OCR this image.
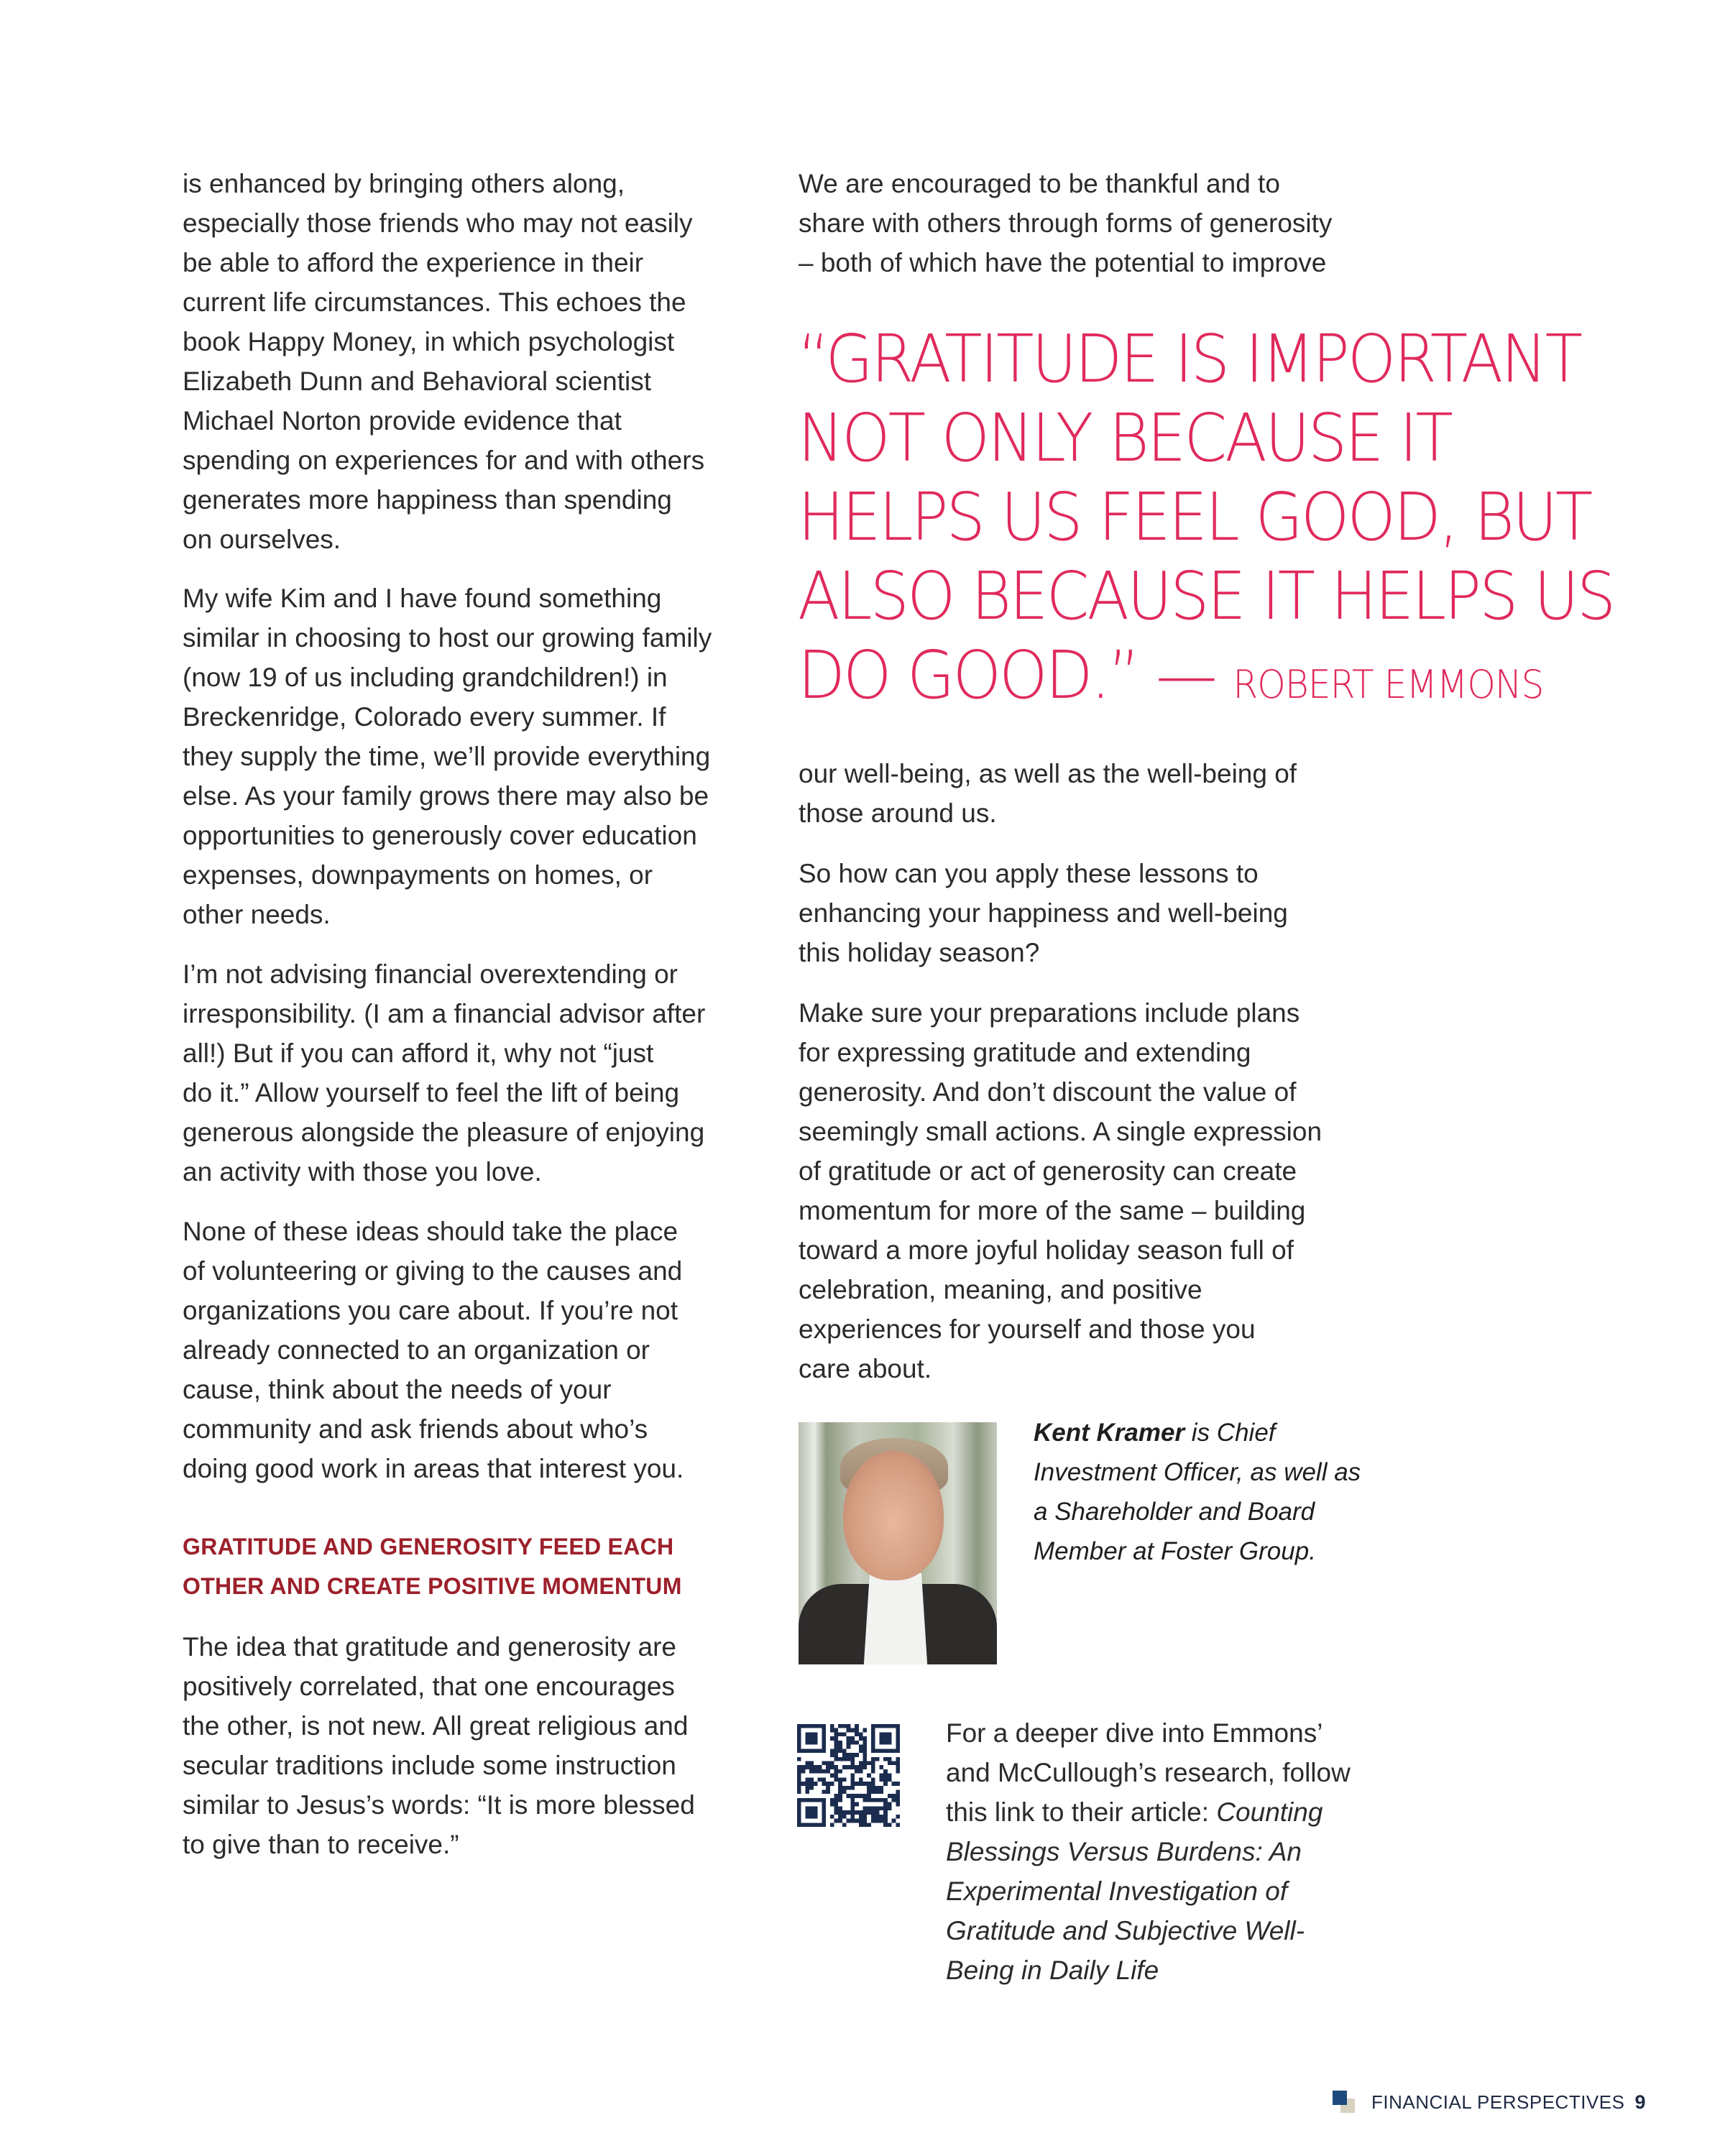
is enhanced by bringing others along,
especially those friends who may not easily
be able to afford the experience in their
current life circumstances. This echoes the
book Happy Money, in which psychologist
Elizabeth Dunn and Behavioral scientist
Michael Norton provide evidence that
spending on experiences for and with others
generates more happiness than spending
on ourselves.
My wife Kim and I have found something
similar in choosing to host our growing family
(now 19 of us including grandchildren!) in
Breckenridge, Colorado every summer. If
they supply the time, we’ll provide everything
else. As your family grows there may also be
opportunities to generously cover education
expenses, downpayments on homes, or
other needs.
I’m not advising financial overextending or
irresponsibility. (I am a financial advisor after
all!) But if you can afford it, why not “just
do it.” Allow yourself to feel the lift of being
generous alongside the pleasure of enjoying
an activity with those you love.
None of these ideas should take the place
of volunteering or giving to the causes and
organizations you care about. If you’re not
already connected to an organization or
cause, think about the needs of your
community and ask friends about who’s
doing good work in areas that interest you.
GRATITUDE AND GENEROSITY FEED EACH
OTHER AND CREATE POSITIVE MOMENTUM
The idea that gratitude and generosity are
positively correlated, that one encourages
the other, is not new. All great religious and
secular traditions include some instruction
similar to Jesus’s words: “It is more blessed
to give than to receive.”
We are encouraged to be thankful and to
share with others through forms of generosity
– both of which have the potential to improve
“GRATITUDE IS IMPORTANT
NOT ONLY BECAUSE IT
HELPS US FEEL GOOD, BUT
ALSO BECAUSE IT HELPS US
DO GOOD.” — ROBERT EMMONS
our well-being, as well as the well-being of
those around us.
So how can you apply these lessons to
enhancing your happiness and well-being
this holiday season?
Make sure your preparations include plans
for expressing gratitude and extending
generosity. And don’t discount the value of
seemingly small actions. A single expression
of gratitude or act of generosity can create
momentum for more of the same – building
toward a more joyful holiday season full of
celebration, meaning, and positive
experiences for yourself and those you
care about.
Kent Kramer is Chief
Investment Officer, as well as
a Shareholder and Board
Member at Foster Group.
For a deeper dive into Emmons’
and McCullough’s research, follow
this link to their article: Counting
Blessings Versus Burdens: An
Experimental Investigation of
Gratitude and Subjective Well-
Being in Daily Life
FINANCIAL PERSPECTIVES 9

● ● ● ● ●

> [TO BE DONE]:
Transcribe every entry word for word, but skip the pictures.

> [OUTPUT OF THE TASK]:
OCR this image.
is enhanced by bringing others along,
especially those friends who may not easily
be able to afford the experience in their
current life circumstances. This echoes the
book Happy Money, in which psychologist
Elizabeth Dunn and Behavioral scientist
Michael Norton provide evidence that
spending on experiences for and with others
generates more happiness than spending
on ourselves.
My wife Kim and I have found something
similar in choosing to host our growing family
(now 19 of us including grandchildren!) in
Breckenridge, Colorado every summer. If
they supply the time, we’ll provide everything
else. As your family grows there may also be
opportunities to generously cover education
expenses, downpayments on homes, or
other needs.
I’m not advising financial overextending or
irresponsibility. (I am a financial advisor after
all!) But if you can afford it, why not “just
do it.” Allow yourself to feel the lift of being
generous alongside the pleasure of enjoying
an activity with those you love.
None of these ideas should take the place
of volunteering or giving to the causes and
organizations you care about. If you’re not
already connected to an organization or
cause, think about the needs of your
community and ask friends about who’s
doing good work in areas that interest you.
GRATITUDE AND GENEROSITY FEED EACH
OTHER AND CREATE POSITIVE MOMENTUM
The idea that gratitude and generosity are
positively correlated, that one encourages
the other, is not new. All great religious and
secular traditions include some instruction
similar to Jesus’s words: “It is more blessed
to give than to receive.”
We are encouraged to be thankful and to
share with others through forms of generosity
– both of which have the potential to improve
“GRATITUDE IS IMPORTANT
NOT ONLY BECAUSE IT
HELPS US FEEL GOOD, BUT
ALSO BECAUSE IT HELPS US
DO GOOD.” — ROBERT EMMONS
our well-being, as well as the well-being of
those around us.
So how can you apply these lessons to
enhancing your happiness and well-being
this holiday season?
Make sure your preparations include plans
for expressing gratitude and extending
generosity. And don’t discount the value of
seemingly small actions. A single expression
of gratitude or act of generosity can create
momentum for more of the same – building
toward a more joyful holiday season full of
celebration, meaning, and positive
experiences for yourself and those you
care about.
Kent Kramer is Chief
Investment Officer, as well as
a Shareholder and Board
Member at Foster Group.
For a deeper dive into Emmons’
and McCullough’s research, follow
this link to their article: Counting
Blessings Versus Burdens: An
Experimental Investigation of
Gratitude and Subjective Well-
Being in Daily Life
FINANCIAL PERSPECTIVES 9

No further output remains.